Records from a dataset:
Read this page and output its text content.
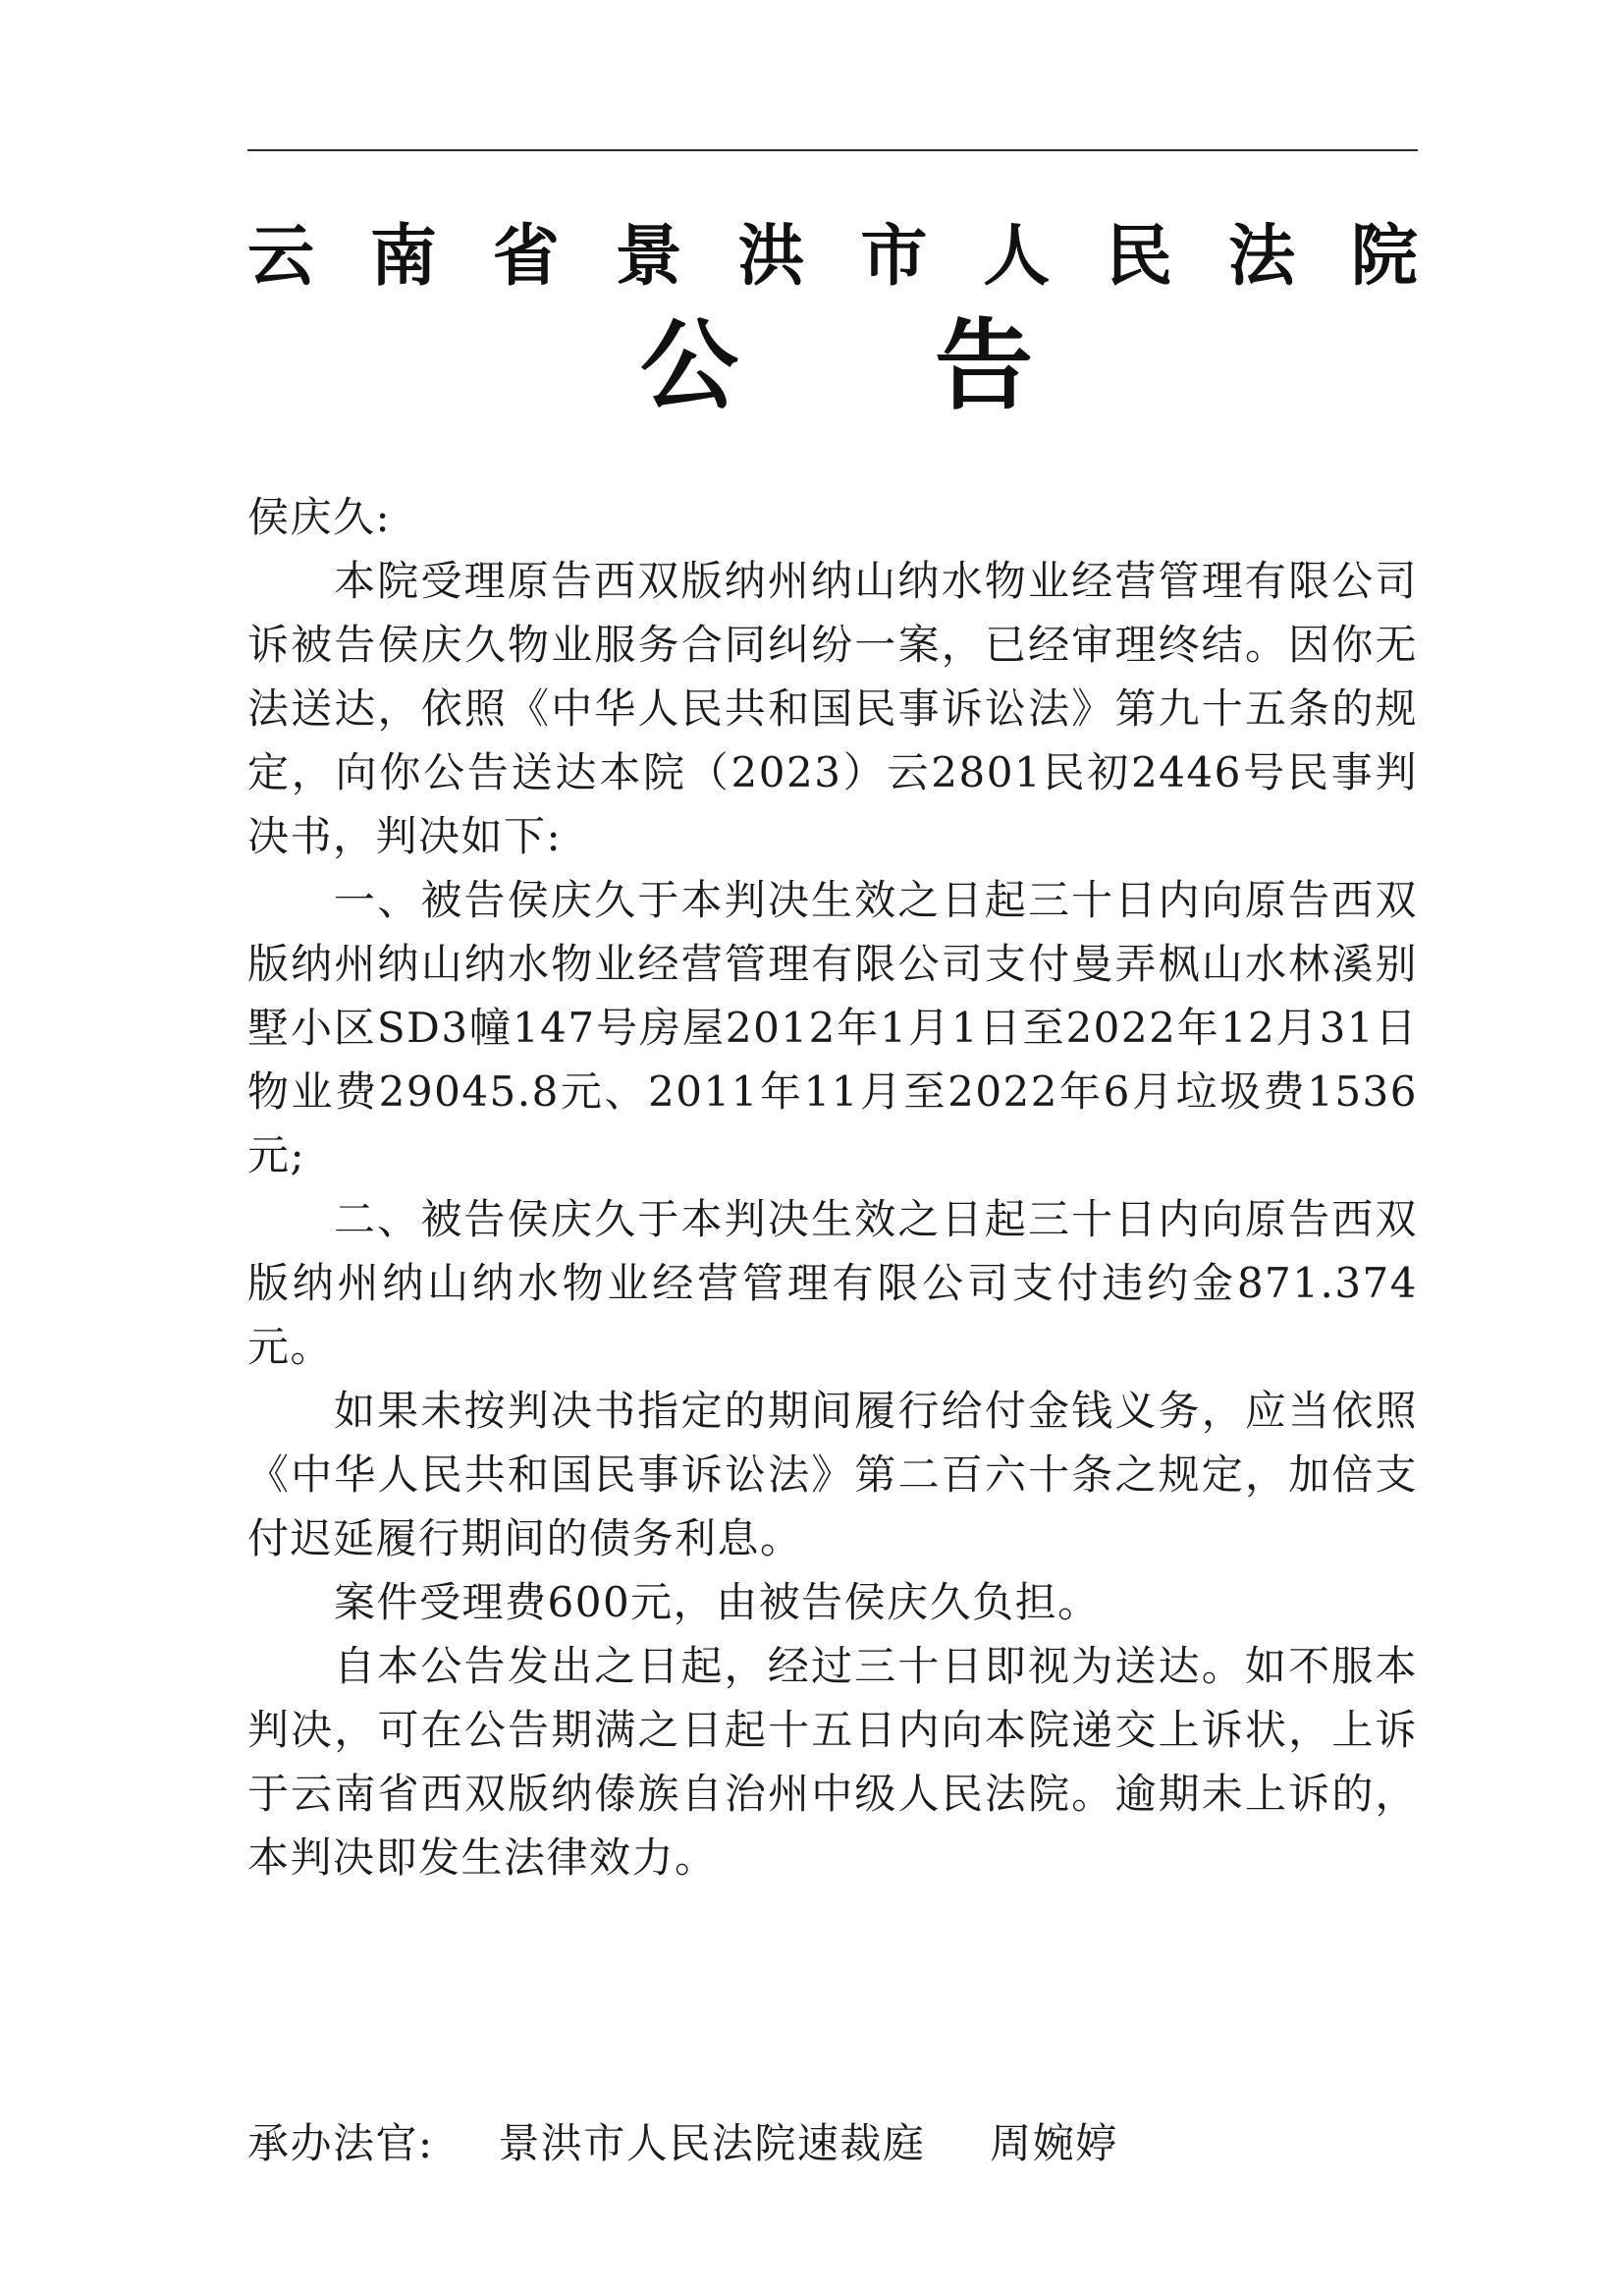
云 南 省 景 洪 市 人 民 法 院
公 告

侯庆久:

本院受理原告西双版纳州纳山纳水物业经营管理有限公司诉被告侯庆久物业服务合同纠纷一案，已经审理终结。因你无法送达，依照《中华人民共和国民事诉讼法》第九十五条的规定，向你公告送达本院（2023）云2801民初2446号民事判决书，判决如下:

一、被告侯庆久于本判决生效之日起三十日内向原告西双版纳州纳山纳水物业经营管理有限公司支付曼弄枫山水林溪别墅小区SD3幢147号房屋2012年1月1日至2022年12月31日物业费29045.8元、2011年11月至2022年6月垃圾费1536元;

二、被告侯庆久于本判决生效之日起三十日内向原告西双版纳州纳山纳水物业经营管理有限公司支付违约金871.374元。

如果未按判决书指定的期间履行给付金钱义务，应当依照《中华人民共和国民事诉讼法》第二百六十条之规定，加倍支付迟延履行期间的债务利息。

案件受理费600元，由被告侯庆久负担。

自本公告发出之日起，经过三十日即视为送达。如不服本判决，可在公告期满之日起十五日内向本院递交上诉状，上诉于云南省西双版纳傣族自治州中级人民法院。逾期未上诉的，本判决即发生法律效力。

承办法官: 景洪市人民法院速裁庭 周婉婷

WHAT IS EXPECTED - Pictures are excluded; copy every other part of the records exactly.

TASK RESPONSE -
Read this page and output its text content.
云 南 省 景 洪 市 人 民 法 院
公 告

侯庆久:

本院受理原告西双版纳州纳山纳水物业经营管理有限公司诉被告侯庆久物业服务合同纠纷一案，已经审理终结。因你无法送达，依照《中华人民共和国民事诉讼法》第九十五条的规定，向你公告送达本院（2023）云2801民初2446号民事判决书，判决如下:

一、被告侯庆久于本判决生效之日起三十日内向原告西双版纳州纳山纳水物业经营管理有限公司支付曼弄枫山水林溪别墅小区SD3幢147号房屋2012年1月1日至2022年12月31日物业费29045.8元、2011年11月至2022年6月垃圾费1536元;

二、被告侯庆久于本判决生效之日起三十日内向原告西双版纳州纳山纳水物业经营管理有限公司支付违约金871.374元。

如果未按判决书指定的期间履行给付金钱义务，应当依照《中华人民共和国民事诉讼法》第二百六十条之规定，加倍支付迟延履行期间的债务利息。

案件受理费600元，由被告侯庆久负担。

自本公告发出之日起，经过三十日即视为送达。如不服本判决，可在公告期满之日起十五日内向本院递交上诉状，上诉于云南省西双版纳傣族自治州中级人民法院。逾期未上诉的，本判决即发生法律效力。

承办法官: 景洪市人民法院速裁庭 周婉婷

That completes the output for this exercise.